**PROVIDED INFORMATION**
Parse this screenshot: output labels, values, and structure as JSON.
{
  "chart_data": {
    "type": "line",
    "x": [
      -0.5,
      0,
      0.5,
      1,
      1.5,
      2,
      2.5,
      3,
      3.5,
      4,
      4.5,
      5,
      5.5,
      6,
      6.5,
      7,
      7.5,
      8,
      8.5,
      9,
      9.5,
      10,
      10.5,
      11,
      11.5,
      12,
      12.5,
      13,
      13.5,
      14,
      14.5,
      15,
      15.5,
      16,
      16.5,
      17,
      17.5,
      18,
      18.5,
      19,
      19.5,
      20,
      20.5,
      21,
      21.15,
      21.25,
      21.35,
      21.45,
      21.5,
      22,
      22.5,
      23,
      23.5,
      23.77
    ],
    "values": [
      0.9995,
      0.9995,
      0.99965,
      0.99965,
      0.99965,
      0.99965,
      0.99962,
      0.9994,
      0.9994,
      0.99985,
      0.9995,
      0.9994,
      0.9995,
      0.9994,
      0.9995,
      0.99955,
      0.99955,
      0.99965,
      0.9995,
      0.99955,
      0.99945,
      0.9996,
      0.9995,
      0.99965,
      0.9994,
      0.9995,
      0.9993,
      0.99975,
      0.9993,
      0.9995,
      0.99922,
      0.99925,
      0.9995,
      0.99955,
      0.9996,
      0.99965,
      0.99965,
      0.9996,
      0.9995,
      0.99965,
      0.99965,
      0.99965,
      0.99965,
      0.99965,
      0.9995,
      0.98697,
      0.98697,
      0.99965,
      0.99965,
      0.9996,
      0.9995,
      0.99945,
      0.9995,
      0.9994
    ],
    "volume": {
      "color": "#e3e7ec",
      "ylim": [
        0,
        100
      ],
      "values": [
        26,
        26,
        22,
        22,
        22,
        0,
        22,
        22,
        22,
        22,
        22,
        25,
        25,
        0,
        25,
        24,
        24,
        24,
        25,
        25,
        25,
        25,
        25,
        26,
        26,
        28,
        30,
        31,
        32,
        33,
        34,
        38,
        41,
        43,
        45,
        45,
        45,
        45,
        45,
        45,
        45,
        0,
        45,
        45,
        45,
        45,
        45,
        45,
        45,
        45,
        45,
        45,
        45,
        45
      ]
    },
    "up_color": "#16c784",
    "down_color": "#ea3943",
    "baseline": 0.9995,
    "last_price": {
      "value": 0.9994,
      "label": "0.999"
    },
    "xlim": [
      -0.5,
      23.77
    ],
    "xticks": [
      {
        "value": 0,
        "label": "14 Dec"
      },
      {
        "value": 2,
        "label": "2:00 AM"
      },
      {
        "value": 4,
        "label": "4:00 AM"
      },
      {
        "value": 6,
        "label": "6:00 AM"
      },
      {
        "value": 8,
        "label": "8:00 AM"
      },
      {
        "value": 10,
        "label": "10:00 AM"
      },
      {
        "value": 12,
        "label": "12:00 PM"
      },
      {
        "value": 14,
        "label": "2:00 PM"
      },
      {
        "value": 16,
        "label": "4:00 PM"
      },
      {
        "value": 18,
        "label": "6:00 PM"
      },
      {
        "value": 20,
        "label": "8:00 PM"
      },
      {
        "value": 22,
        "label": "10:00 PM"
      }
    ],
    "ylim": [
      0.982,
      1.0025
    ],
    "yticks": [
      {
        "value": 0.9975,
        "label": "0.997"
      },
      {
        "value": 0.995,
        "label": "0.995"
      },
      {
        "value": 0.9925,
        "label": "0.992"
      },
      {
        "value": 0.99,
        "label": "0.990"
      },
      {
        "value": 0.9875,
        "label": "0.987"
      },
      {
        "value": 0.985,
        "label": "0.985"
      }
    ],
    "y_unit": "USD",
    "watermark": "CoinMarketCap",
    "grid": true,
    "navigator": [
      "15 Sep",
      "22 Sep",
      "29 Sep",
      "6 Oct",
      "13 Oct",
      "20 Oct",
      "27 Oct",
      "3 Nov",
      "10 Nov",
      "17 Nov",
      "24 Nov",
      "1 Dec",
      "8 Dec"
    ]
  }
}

**JOB**
Using the records above, copy each line that contains "values".

**EXERCISE RESPONSE**
Parse this screenshot: output labels, values, and structure as JSON.
    "values": [
      "values": [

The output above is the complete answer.